▶ Stated problem: Only a number is wanted: how many lines in the records below contain "美国弗吉尼亚理工大学机械工程系教授"?

▶ Records to use:

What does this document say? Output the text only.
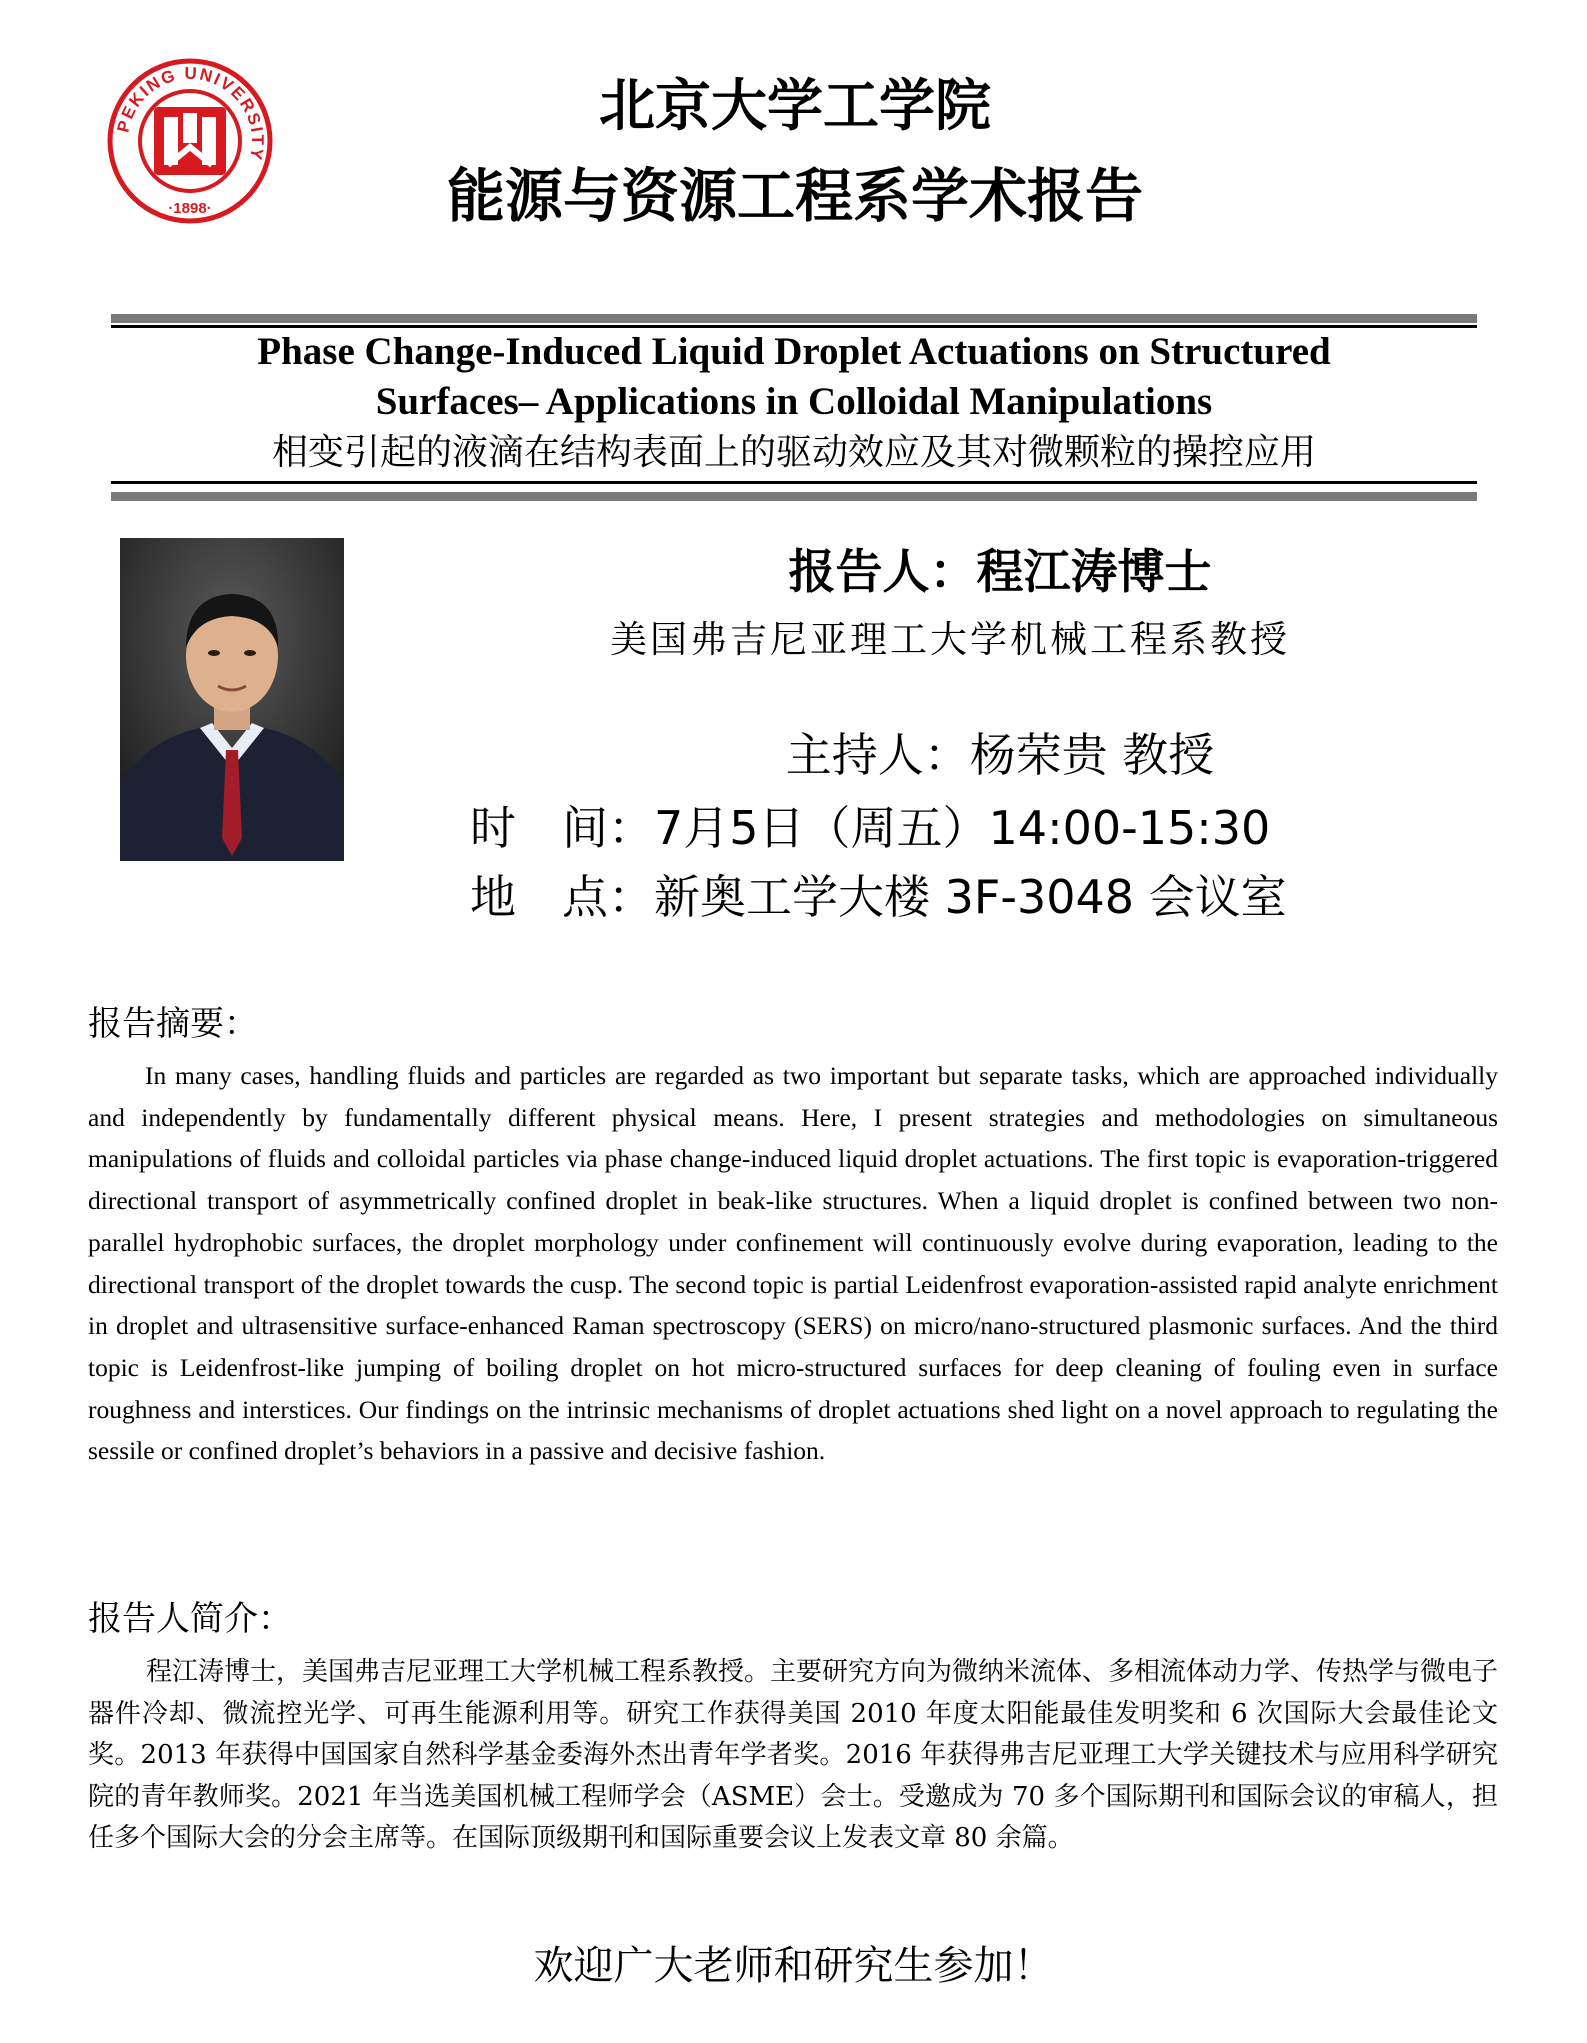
PEKING UNIVERSITY
·1898·
北京大学工学院
能源与资源工程系学术报告
Phase Change-Induced Liquid Droplet Actuations on Structured
Surfaces– Applications in Colloidal Manipulations
相变引起的液滴在结构表面上的驱动效应及其对微颗粒的操控应用
报告人：程江涛博士
美国弗吉尼亚理工大学机械工程系教授
主持人：杨荣贵 教授
时　间：7月5日（周五）14:00-15:30
地　点：新奥工学大楼 3F-3048 会议室
报告摘要：
In many cases, handling fluids and particles are regarded as two important but separate tasks, which are approached individually and independently by fundamentally different physical means. Here, I present strategies and methodologies on simultaneous manipulations of fluids and colloidal particles via phase change-induced liquid droplet actuations. The first topic is evaporation-triggered directional transport of asymmetrically confined droplet in beak-like structures. When a liquid droplet is confined between two non-parallel hydrophobic surfaces, the droplet morphology under confinement will continuously evolve during evaporation, leading to the directional transport of the droplet towards the cusp. The second topic is partial Leidenfrost evaporation-assisted rapid analyte enrichment in droplet and ultrasensitive surface-enhanced Raman spectroscopy (SERS) on micro/nano-structured plasmonic surfaces. And the third topic is Leidenfrost-like jumping of boiling droplet on hot micro-structured surfaces for deep cleaning of fouling even in surface roughness and interstices. Our findings on the intrinsic mechanisms of droplet actuations shed light on a novel approach to regulating the sessile or confined droplet’s behaviors in a passive and decisive fashion.
报告人简介：
程江涛博士，美国弗吉尼亚理工大学机械工程系教授。主要研究方向为微纳米流体、多相流体动力学、传热学与微电子器件冷却、微流控光学、可再生能源利用等。研究工作获得美国 2010 年度太阳能最佳发明奖和 6 次国际大会最佳论文奖。2013 年获得中国国家自然科学基金委海外杰出青年学者奖。2016 年获得弗吉尼亚理工大学关键技术与应用科学研究院的青年教师奖。2021 年当选美国机械工程师学会（ASME）会士。受邀成为 70 多个国际期刊和国际会议的审稿人，担任多个国际大会的分会主席等。在国际顶级期刊和国际重要会议上发表文章 80 余篇。
欢迎广大老师和研究生参加！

▶ Exercise result: 2